Working data:
--
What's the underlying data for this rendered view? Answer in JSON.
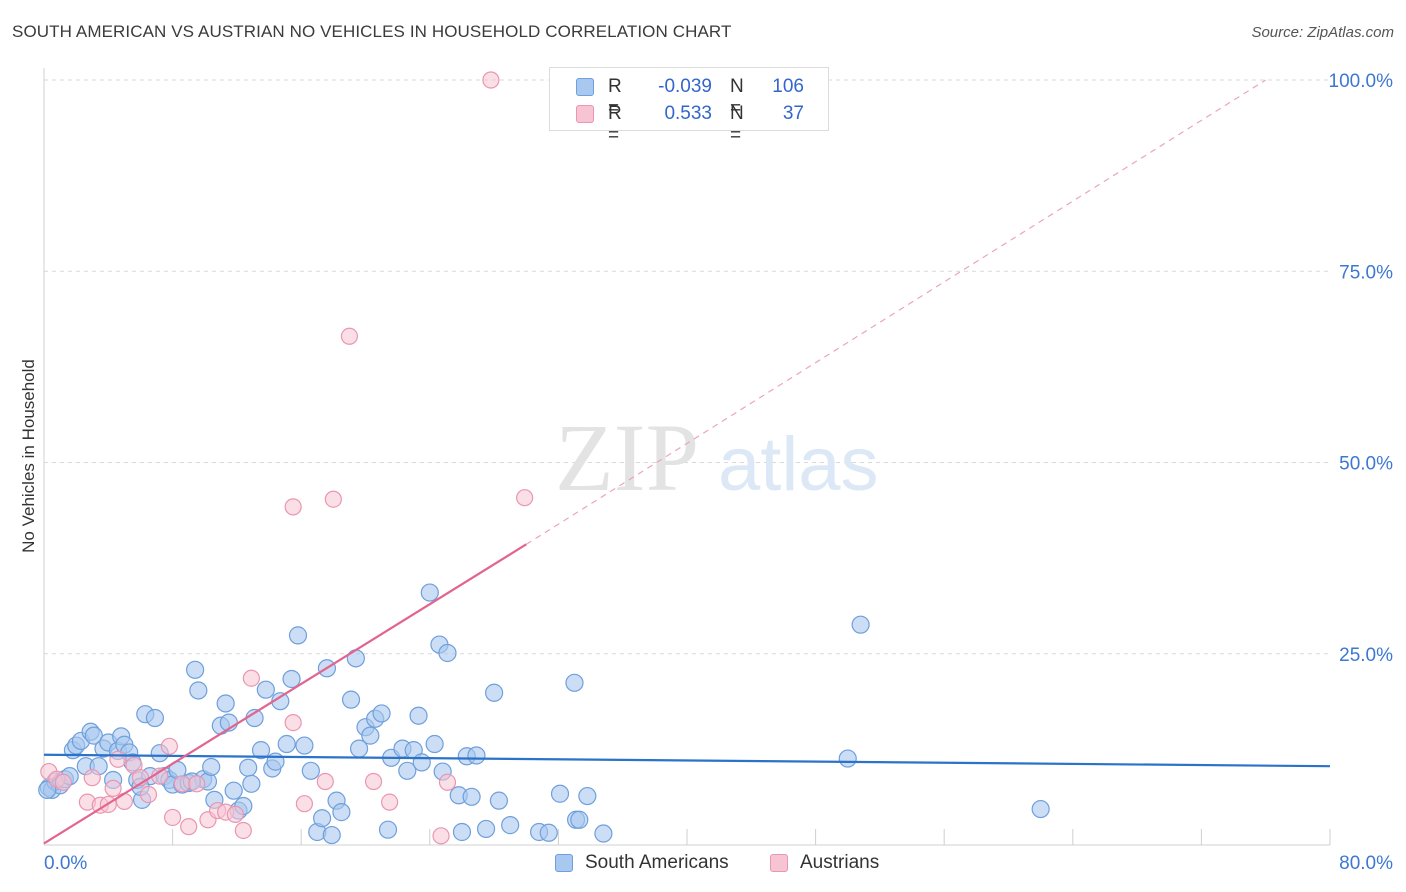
{
  "header": {
    "title": "SOUTH AMERICAN VS AUSTRIAN NO VEHICLES IN HOUSEHOLD CORRELATION CHART",
    "source": "Source: ZipAtlas.com"
  },
  "watermark": {
    "zip": "ZIP",
    "atlas": "atlas"
  },
  "legend": {
    "rows": [
      {
        "r_label": "R =",
        "r_value": "-0.039",
        "n_label": "N =",
        "n_value": "106"
      },
      {
        "r_label": "R =",
        "r_value": "0.533",
        "n_label": "N =",
        "n_value": "37"
      }
    ]
  },
  "colors": {
    "south_fill": "#a9c8ef",
    "south_stroke": "#6f9fdc",
    "south_line": "#2b72c9",
    "austrian_fill": "#f7c4d3",
    "austrian_stroke": "#ea96b0",
    "austrian_line": "#e2648f",
    "axis_label": "#3d78d0",
    "grid": "#d9d9d9"
  },
  "chart_data": {
    "type": "scatter",
    "title": "SOUTH AMERICAN VS AUSTRIAN NO VEHICLES IN HOUSEHOLD CORRELATION CHART",
    "xlabel": "",
    "ylabel": "No Vehicles in Household",
    "xlim": [
      0,
      80
    ],
    "ylim": [
      0,
      100
    ],
    "x_tick_labels": [
      {
        "value": 0,
        "label": "0.0%"
      },
      {
        "value": 80,
        "label": "80.0%"
      }
    ],
    "y_tick_labels": [
      {
        "value": 25,
        "label": "25.0%"
      },
      {
        "value": 50,
        "label": "50.0%"
      },
      {
        "value": 75,
        "label": "75.0%"
      },
      {
        "value": 100,
        "label": "100.0%"
      }
    ],
    "series": [
      {
        "name": "South Americans",
        "r": -0.039,
        "n": 106,
        "trend": {
          "x0": 0,
          "y0": 11.8,
          "x1": 80,
          "y1": 10.3
        },
        "points": [
          [
            0.3,
            7.5
          ],
          [
            0.5,
            7.2
          ],
          [
            0.7,
            8.3
          ],
          [
            1.0,
            7.8
          ],
          [
            1.3,
            8.6
          ],
          [
            1.6,
            9.0
          ],
          [
            1.8,
            12.4
          ],
          [
            2.0,
            13.0
          ],
          [
            2.3,
            13.6
          ],
          [
            2.6,
            10.3
          ],
          [
            2.9,
            14.8
          ],
          [
            3.1,
            14.3
          ],
          [
            3.4,
            10.3
          ],
          [
            3.7,
            12.6
          ],
          [
            4.0,
            13.4
          ],
          [
            4.3,
            8.5
          ],
          [
            4.6,
            12.3
          ],
          [
            4.8,
            14.2
          ],
          [
            5.0,
            13.1
          ],
          [
            5.3,
            12.1
          ],
          [
            5.5,
            10.8
          ],
          [
            5.8,
            8.5
          ],
          [
            6.1,
            5.9
          ],
          [
            6.3,
            17.1
          ],
          [
            6.6,
            9.0
          ],
          [
            6.9,
            16.6
          ],
          [
            7.2,
            12.0
          ],
          [
            7.5,
            9.0
          ],
          [
            7.8,
            8.5
          ],
          [
            8.0,
            7.9
          ],
          [
            8.3,
            9.8
          ],
          [
            8.6,
            7.9
          ],
          [
            9.0,
            8.1
          ],
          [
            9.4,
            22.9
          ],
          [
            9.6,
            20.2
          ],
          [
            9.9,
            8.6
          ],
          [
            10.2,
            8.3
          ],
          [
            10.4,
            10.2
          ],
          [
            10.6,
            5.9
          ],
          [
            11.0,
            15.6
          ],
          [
            11.3,
            18.5
          ],
          [
            11.5,
            16.0
          ],
          [
            11.8,
            7.1
          ],
          [
            12.1,
            4.5
          ],
          [
            12.4,
            5.1
          ],
          [
            12.7,
            10.1
          ],
          [
            12.9,
            8.0
          ],
          [
            13.1,
            16.6
          ],
          [
            13.5,
            12.4
          ],
          [
            13.8,
            20.3
          ],
          [
            14.2,
            10.0
          ],
          [
            14.4,
            10.9
          ],
          [
            14.7,
            18.8
          ],
          [
            15.1,
            13.2
          ],
          [
            15.4,
            21.7
          ],
          [
            15.8,
            27.4
          ],
          [
            16.2,
            13.0
          ],
          [
            16.6,
            9.7
          ],
          [
            17.0,
            1.7
          ],
          [
            17.3,
            3.5
          ],
          [
            17.6,
            23.1
          ],
          [
            17.9,
            1.3
          ],
          [
            18.2,
            5.8
          ],
          [
            18.5,
            4.3
          ],
          [
            19.1,
            19.0
          ],
          [
            19.4,
            24.4
          ],
          [
            19.6,
            12.6
          ],
          [
            20.0,
            15.4
          ],
          [
            20.3,
            14.3
          ],
          [
            20.6,
            16.5
          ],
          [
            21.0,
            17.2
          ],
          [
            21.4,
            2.0
          ],
          [
            21.6,
            11.4
          ],
          [
            22.3,
            12.6
          ],
          [
            22.6,
            9.7
          ],
          [
            23.0,
            12.4
          ],
          [
            23.3,
            16.9
          ],
          [
            23.5,
            10.8
          ],
          [
            24.0,
            33.0
          ],
          [
            24.3,
            13.2
          ],
          [
            24.6,
            26.2
          ],
          [
            24.8,
            9.6
          ],
          [
            25.1,
            25.1
          ],
          [
            25.8,
            6.5
          ],
          [
            26.0,
            1.7
          ],
          [
            26.3,
            11.6
          ],
          [
            26.6,
            6.3
          ],
          [
            26.9,
            11.7
          ],
          [
            27.5,
            2.1
          ],
          [
            28.0,
            19.9
          ],
          [
            28.3,
            5.8
          ],
          [
            29.0,
            2.6
          ],
          [
            30.8,
            1.7
          ],
          [
            31.4,
            1.6
          ],
          [
            32.1,
            6.7
          ],
          [
            33.0,
            21.2
          ],
          [
            33.1,
            3.3
          ],
          [
            33.3,
            3.3
          ],
          [
            33.8,
            6.4
          ],
          [
            34.8,
            1.5
          ],
          [
            50.0,
            11.3
          ],
          [
            50.8,
            28.8
          ],
          [
            62.0,
            4.7
          ],
          [
            0.2,
            7.2
          ],
          [
            6.0,
            7.6
          ],
          [
            9.2,
            8.3
          ]
        ]
      },
      {
        "name": "Austrians",
        "r": 0.533,
        "n": 37,
        "trend": {
          "x0": 0,
          "y0": 0.2,
          "x1": 30,
          "y1": 39.3
        },
        "trend_extension": {
          "x0": 30,
          "y0": 39.3,
          "x1": 76,
          "y1": 100
        },
        "points": [
          [
            0.3,
            9.6
          ],
          [
            0.8,
            8.6
          ],
          [
            1.2,
            8.2
          ],
          [
            2.7,
            5.6
          ],
          [
            3.0,
            8.8
          ],
          [
            3.5,
            5.2
          ],
          [
            4.0,
            5.3
          ],
          [
            4.3,
            7.4
          ],
          [
            4.6,
            11.2
          ],
          [
            5.0,
            5.7
          ],
          [
            5.6,
            10.4
          ],
          [
            6.0,
            8.8
          ],
          [
            6.5,
            6.6
          ],
          [
            7.2,
            9.0
          ],
          [
            7.8,
            12.9
          ],
          [
            8.0,
            3.6
          ],
          [
            8.6,
            8.0
          ],
          [
            9.0,
            2.4
          ],
          [
            9.5,
            8.0
          ],
          [
            10.2,
            3.3
          ],
          [
            10.8,
            4.5
          ],
          [
            11.3,
            4.3
          ],
          [
            11.9,
            4.0
          ],
          [
            12.4,
            1.9
          ],
          [
            12.9,
            21.8
          ],
          [
            15.5,
            16.0
          ],
          [
            15.5,
            44.2
          ],
          [
            16.2,
            5.4
          ],
          [
            18.0,
            45.2
          ],
          [
            19.0,
            66.5
          ],
          [
            20.5,
            8.3
          ],
          [
            21.5,
            5.6
          ],
          [
            24.7,
            1.2
          ],
          [
            25.1,
            8.2
          ],
          [
            27.8,
            100
          ],
          [
            29.9,
            45.4
          ],
          [
            17.5,
            8.3
          ]
        ]
      }
    ]
  },
  "legend_bottom": {
    "items": [
      {
        "label": "South Americans"
      },
      {
        "label": "Austrians"
      }
    ]
  }
}
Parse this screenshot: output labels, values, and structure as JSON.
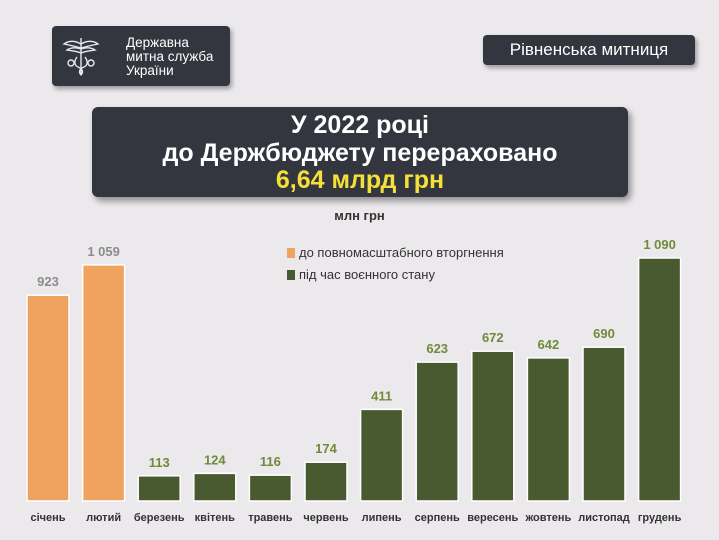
{
  "logo": {
    "lines": [
      "Державна",
      "митна служба",
      "України"
    ]
  },
  "customs_office": "Рівненська митниця",
  "headline": {
    "line1": "У 2022 році",
    "line2": "до Держбюджету перераховано",
    "line3": "6,64 млрд грн"
  },
  "colors": {
    "before": "#f0a35e",
    "during": "#4a5a30",
    "label_before": "#8c8c8c",
    "label_during": "#6f8a3a",
    "highlight": "#f5e03a",
    "panel": "#33353f"
  },
  "chart_data": {
    "type": "bar",
    "unit": "млн грн",
    "categories": [
      "січень",
      "лютий",
      "березень",
      "квітень",
      "травень",
      "червень",
      "липень",
      "серпень",
      "вересень",
      "жовтень",
      "листопад",
      "грудень"
    ],
    "series": [
      {
        "name": "до повномасштабного вторгнення",
        "values": [
          923,
          1059,
          null,
          null,
          null,
          null,
          null,
          null,
          null,
          null,
          null,
          null
        ]
      },
      {
        "name": "під час воєнного стану",
        "values": [
          null,
          null,
          113,
          124,
          116,
          174,
          411,
          623,
          672,
          642,
          690,
          1090
        ]
      }
    ],
    "value_labels": [
      "923",
      "1 059",
      "113",
      "124",
      "116",
      "174",
      "411",
      "623",
      "672",
      "642",
      "690",
      "1 090"
    ],
    "legend": [
      "до повномасштабного вторгнення",
      "під час воєнного стану"
    ],
    "legend_position": "top-center",
    "ylim": [
      0,
      1090
    ],
    "grid": false
  }
}
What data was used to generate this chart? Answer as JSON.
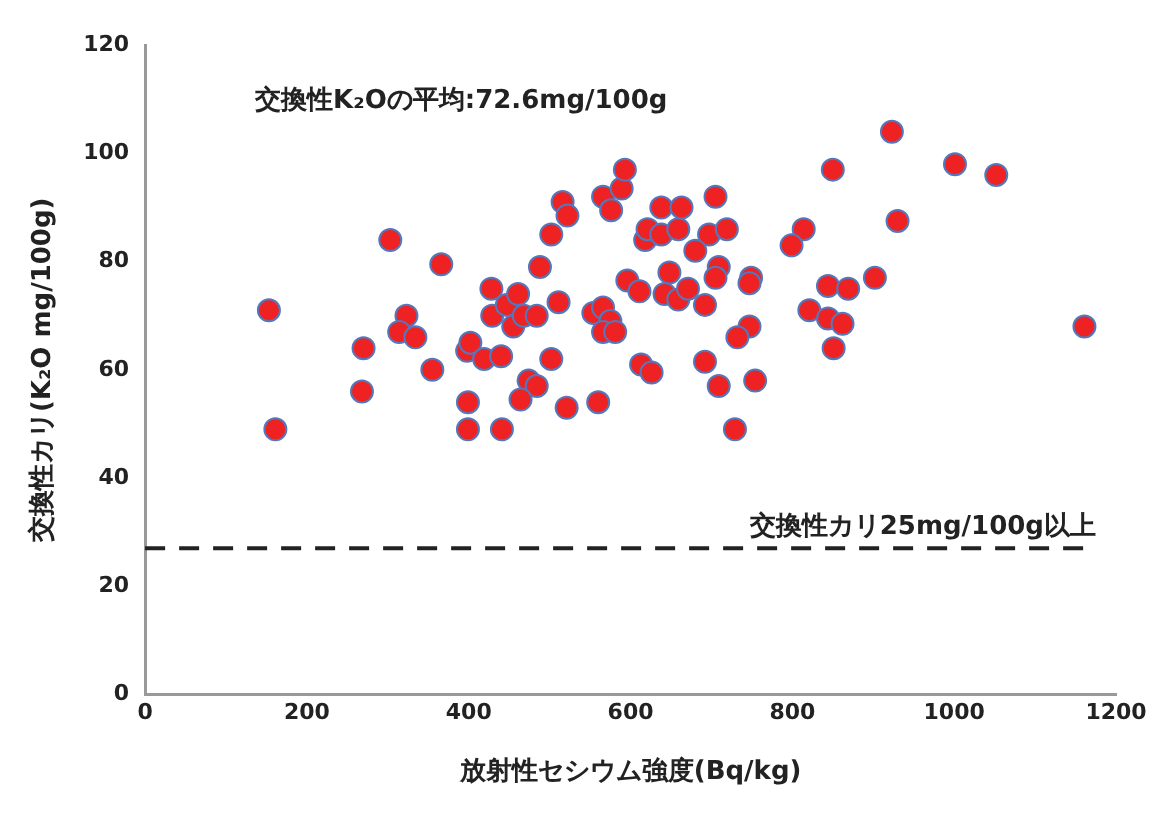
{
  "chart_data": {
    "type": "scatter",
    "xlabel": "放射性セシウム強度(Bq/kg)",
    "ylabel": "交換性カリ(K₂O mg/100g)",
    "annotations": [
      "交換性K₂Oの平均:72.6mg/100g"
    ],
    "x": [
      153,
      161,
      303,
      366,
      270,
      268,
      323,
      314,
      334,
      355,
      398,
      402,
      419,
      440,
      399,
      399,
      441,
      428,
      429,
      447,
      461,
      455,
      468,
      484,
      488,
      502,
      511,
      502,
      474,
      484,
      464,
      521,
      560,
      516,
      522,
      566,
      576,
      589,
      593,
      554,
      566,
      575,
      566,
      581,
      596,
      611,
      618,
      621,
      638,
      638,
      659,
      663,
      648,
      642,
      659,
      613,
      626,
      705,
      697,
      719,
      680,
      709,
      705,
      749,
      747,
      671,
      692,
      747,
      732,
      692,
      709,
      754,
      729,
      850,
      923,
      1001,
      1052,
      930,
      814,
      799,
      902,
      844,
      869,
      821,
      844,
      862,
      851,
      1161
    ],
    "series": [
      {
        "color": "#ee2222",
        "values": [
          71,
          49,
          84,
          79.5,
          64,
          56,
          70,
          67,
          66,
          60,
          63.5,
          65,
          62,
          62.5,
          54,
          49,
          49,
          75,
          70,
          72,
          74,
          68,
          70,
          70,
          79,
          85,
          72.5,
          62,
          58,
          57,
          54.5,
          53,
          54,
          91,
          88.5,
          92,
          89.5,
          93.5,
          97,
          70.5,
          71.5,
          69,
          67,
          67,
          76.5,
          74.5,
          84,
          86,
          90,
          85,
          86,
          90,
          78,
          74,
          73,
          61,
          59.5,
          92,
          85,
          86,
          82,
          79,
          77,
          77,
          76,
          75,
          72,
          68,
          66,
          61.5,
          57,
          58,
          49,
          97,
          104,
          98,
          96,
          87.5,
          86,
          83,
          77,
          75.5,
          75,
          71,
          69.5,
          68.5,
          64,
          68
        ]
      }
    ],
    "xlim": [
      0,
      1200
    ],
    "xticks": [
      0,
      200,
      400,
      600,
      800,
      1000,
      1200
    ],
    "ylim": [
      0,
      120
    ],
    "yticks": [
      0,
      20,
      40,
      60,
      80,
      100,
      120
    ],
    "grid": false,
    "legend": false,
    "marker": "circle",
    "ref_lines": [
      {
        "axis": "y",
        "value": 27,
        "label": "交換性カリ25mg/100g以上",
        "color": "#222222",
        "line_style": "dashed"
      }
    ]
  }
}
--
Set exercise:
Within the records above, how many lines include the word "вторгнення"? State the number by itself.

Result below:
2